# What the task requires:
Write out all of the records precisely. Skip anything that is a picture.

# Input:

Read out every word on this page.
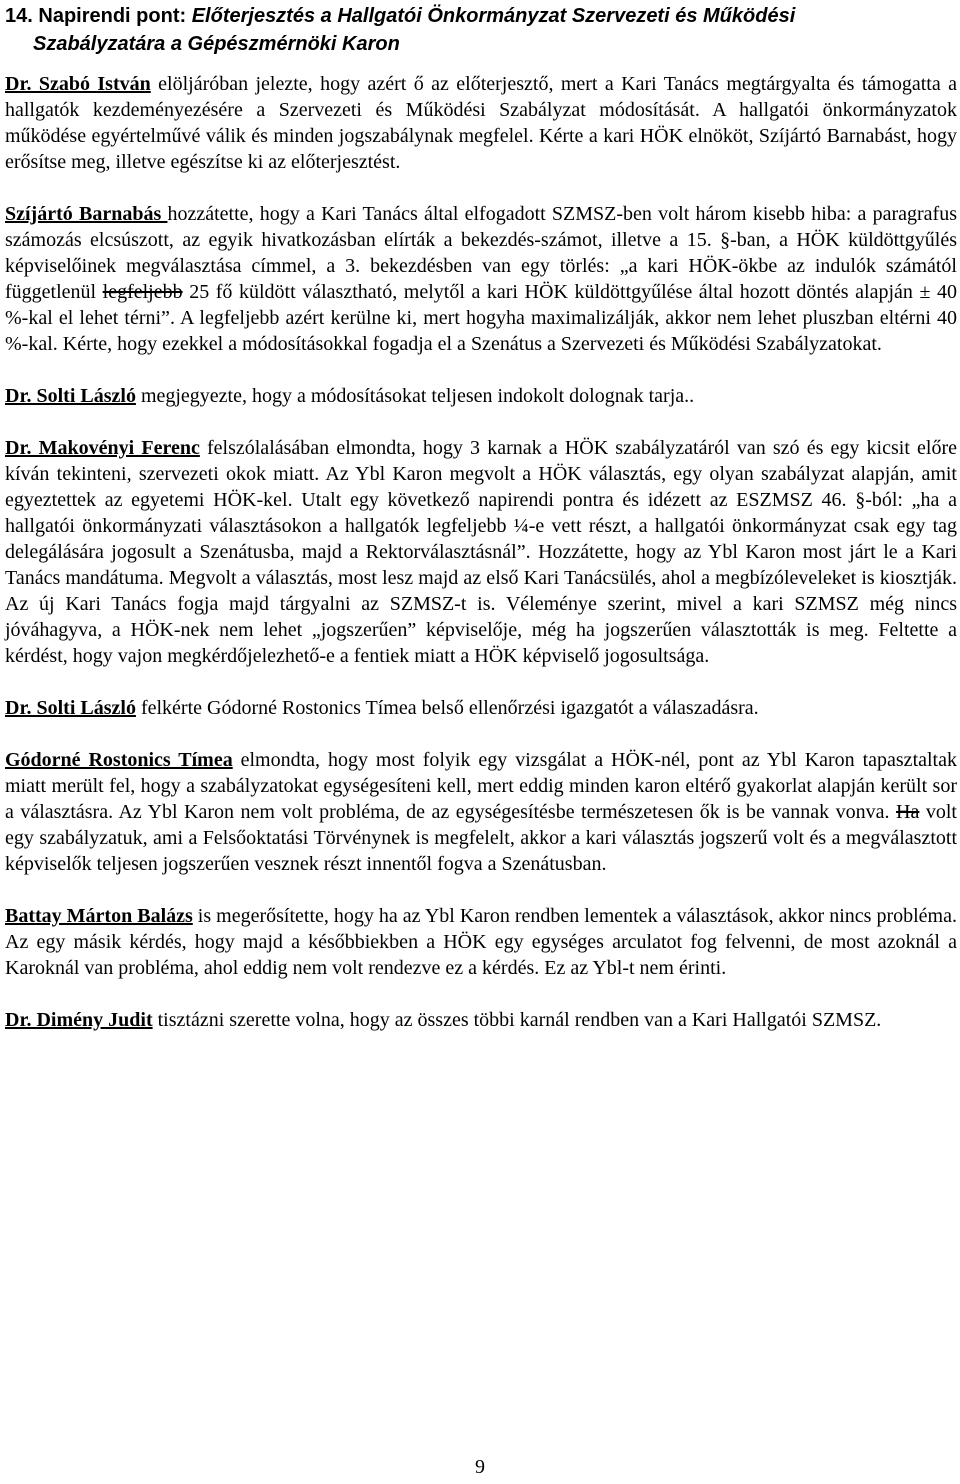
14. Napirendi pont: Előterjesztés a Hallgatói Önkormányzat Szervezeti és Működési
Szabályzatára a Gépészmérnöki Karon

Dr. Szabó István elöljáróban jelezte, hogy azért ő az előterjesztő, mert a Kari Tanács megtárgyalta és támogatta a hallgatók kezdeményezésére a Szervezeti és Működési Szabályzat módosítását. A hallgatói önkormányzatok működése egyértelművé válik és minden jogszabálynak megfelel. Kérte a kari HÖK elnököt, Szíjártó Barnabást, hogy erősítse meg, illetve egészítse ki az előterjesztést.

Szíjártó Barnabás hozzátette, hogy a Kari Tanács által elfogadott SZMSZ-ben volt három kisebb hiba: a paragrafus számozás elcsúszott, az egyik hivatkozásban elírták a bekezdés-számot, illetve a 15. §-ban, a HÖK küldöttgyűlés képviselőinek megválasztása címmel, a 3. bekezdésben van egy törlés: „a kari HÖK-ökbe az indulók számától függetlenül legfeljebb 25 fő küldött választható, melytől a kari HÖK küldöttgyűlése által hozott döntés alapján ± 40 %-kal el lehet térni”. A legfeljebb azért kerülne ki, mert hogyha maximalizálják, akkor nem lehet pluszban eltérni 40 %-kal. Kérte, hogy ezekkel a módosításokkal fogadja el a Szenátus a Szervezeti és Működési Szabályzatokat.

Dr. Solti László megjegyezte, hogy a módosításokat teljesen indokolt dolognak tarja..

Dr. Makovényi Ferenc felszólalásában elmondta, hogy 3 karnak a HÖK szabályzatáról van szó és egy kicsit előre kíván tekinteni, szervezeti okok miatt. Az Ybl Karon megvolt a HÖK választás, egy olyan szabályzat alapján, amit egyeztettek az egyetemi HÖK-kel. Utalt egy következő napirendi pontra és idézett az ESZMSZ 46. §-ból: „ha a hallgatói önkormányzati választásokon a hallgatók legfeljebb ¼-e vett részt, a hallgatói önkormányzat csak egy tag delegálására jogosult a Szenátusba, majd a Rektorválasztásnál”. Hozzátette, hogy az Ybl Karon most járt le a Kari Tanács mandátuma. Megvolt a választás, most lesz majd az első Kari Tanácsülés, ahol a megbízóleveleket is kiosztják. Az új Kari Tanács fogja majd tárgyalni az SZMSZ-t is. Véleménye szerint, mivel a kari SZMSZ még nincs jóváhagyva, a HÖK-nek nem lehet „jogszerűen” képviselője, még ha jogszerűen választották is meg. Feltette a kérdést, hogy vajon megkérdőjelezhető-e a fentiek miatt a HÖK képviselő jogosultsága.

Dr. Solti László felkérte Gódorné Rostonics Tímea belső ellenőrzési igazgatót a válaszadásra.

Gódorné Rostonics Tímea elmondta, hogy most folyik egy vizsgálat a HÖK-nél, pont az Ybl Karon tapasztaltak miatt merült fel, hogy a szabályzatokat egységesíteni kell, mert eddig minden karon eltérő gyakorlat alapján került sor a választásra. Az Ybl Karon nem volt probléma, de az egységesítésbe természetesen ők is be vannak vonva. Ha volt egy szabályzatuk, ami a Felsőoktatási Törvénynek is megfelelt, akkor a kari választás jogszerű volt és a megválasztott képviselők teljesen jogszerűen vesznek részt innentől fogva a Szenátusban.

Battay Márton Balázs is megerősítette, hogy ha az Ybl Karon rendben lementek a választások, akkor nincs probléma. Az egy másik kérdés, hogy majd a későbbiekben a HÖK egy egységes arculatot fog felvenni, de most azoknál a Karoknál van probléma, ahol eddig nem volt rendezve ez a kérdés. Ez az Ybl-t nem érinti.

Dr. Dimény Judit tisztázni szerette volna, hogy az összes többi karnál rendben van a Kari Hallgatói SZMSZ.

9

# The result:
Read out every word on this page.
14. Napirendi pont: Előterjesztés a Hallgatói Önkormányzat Szervezeti és Működési
Szabályzatára a Gépészmérnöki Karon

Dr. Szabó István elöljáróban jelezte, hogy azért ő az előterjesztő, mert a Kari Tanács megtárgyalta és támogatta a hallgatók kezdeményezésére a Szervezeti és Működési Szabályzat módosítását. A hallgatói önkormányzatok működése egyértelművé válik és minden jogszabálynak megfelel. Kérte a kari HÖK elnököt, Szíjártó Barnabást, hogy erősítse meg, illetve egészítse ki az előterjesztést.

Szíjártó Barnabás hozzátette, hogy a Kari Tanács által elfogadott SZMSZ-ben volt három kisebb hiba: a paragrafus számozás elcsúszott, az egyik hivatkozásban elírták a bekezdés-számot, illetve a 15. §-ban, a HÖK küldöttgyűlés képviselőinek megválasztása címmel, a 3. bekezdésben van egy törlés: „a kari HÖK-ökbe az indulók számától függetlenül legfeljebb 25 fő küldött választható, melytől a kari HÖK küldöttgyűlése által hozott döntés alapján ± 40 %-kal el lehet térni”. A legfeljebb azért kerülne ki, mert hogyha maximalizálják, akkor nem lehet pluszban eltérni 40 %-kal. Kérte, hogy ezekkel a módosításokkal fogadja el a Szenátus a Szervezeti és Működési Szabályzatokat.

Dr. Solti László megjegyezte, hogy a módosításokat teljesen indokolt dolognak tarja..

Dr. Makovényi Ferenc felszólalásában elmondta, hogy 3 karnak a HÖK szabályzatáról van szó és egy kicsit előre kíván tekinteni, szervezeti okok miatt. Az Ybl Karon megvolt a HÖK választás, egy olyan szabályzat alapján, amit egyeztettek az egyetemi HÖK-kel. Utalt egy következő napirendi pontra és idézett az ESZMSZ 46. §-ból: „ha a hallgatói önkormányzati választásokon a hallgatók legfeljebb ¼-e vett részt, a hallgatói önkormányzat csak egy tag delegálására jogosult a Szenátusba, majd a Rektorválasztásnál”. Hozzátette, hogy az Ybl Karon most járt le a Kari Tanács mandátuma. Megvolt a választás, most lesz majd az első Kari Tanácsülés, ahol a megbízóleveleket is kiosztják. Az új Kari Tanács fogja majd tárgyalni az SZMSZ-t is. Véleménye szerint, mivel a kari SZMSZ még nincs jóváhagyva, a HÖK-nek nem lehet „jogszerűen” képviselője, még ha jogszerűen választották is meg. Feltette a kérdést, hogy vajon megkérdőjelezhető-e a fentiek miatt a HÖK képviselő jogosultsága.

Dr. Solti László felkérte Gódorné Rostonics Tímea belső ellenőrzési igazgatót a válaszadásra.

Gódorné Rostonics Tímea elmondta, hogy most folyik egy vizsgálat a HÖK-nél, pont az Ybl Karon tapasztaltak miatt merült fel, hogy a szabályzatokat egységesíteni kell, mert eddig minden karon eltérő gyakorlat alapján került sor a választásra. Az Ybl Karon nem volt probléma, de az egységesítésbe természetesen ők is be vannak vonva. Ha volt egy szabályzatuk, ami a Felsőoktatási Törvénynek is megfelelt, akkor a kari választás jogszerű volt és a megválasztott képviselők teljesen jogszerűen vesznek részt innentől fogva a Szenátusban.

Battay Márton Balázs is megerősítette, hogy ha az Ybl Karon rendben lementek a választások, akkor nincs probléma. Az egy másik kérdés, hogy majd a későbbiekben a HÖK egy egységes arculatot fog felvenni, de most azoknál a Karoknál van probléma, ahol eddig nem volt rendezve ez a kérdés. Ez az Ybl-t nem érinti.

Dr. Dimény Judit tisztázni szerette volna, hogy az összes többi karnál rendben van a Kari Hallgatói SZMSZ.

9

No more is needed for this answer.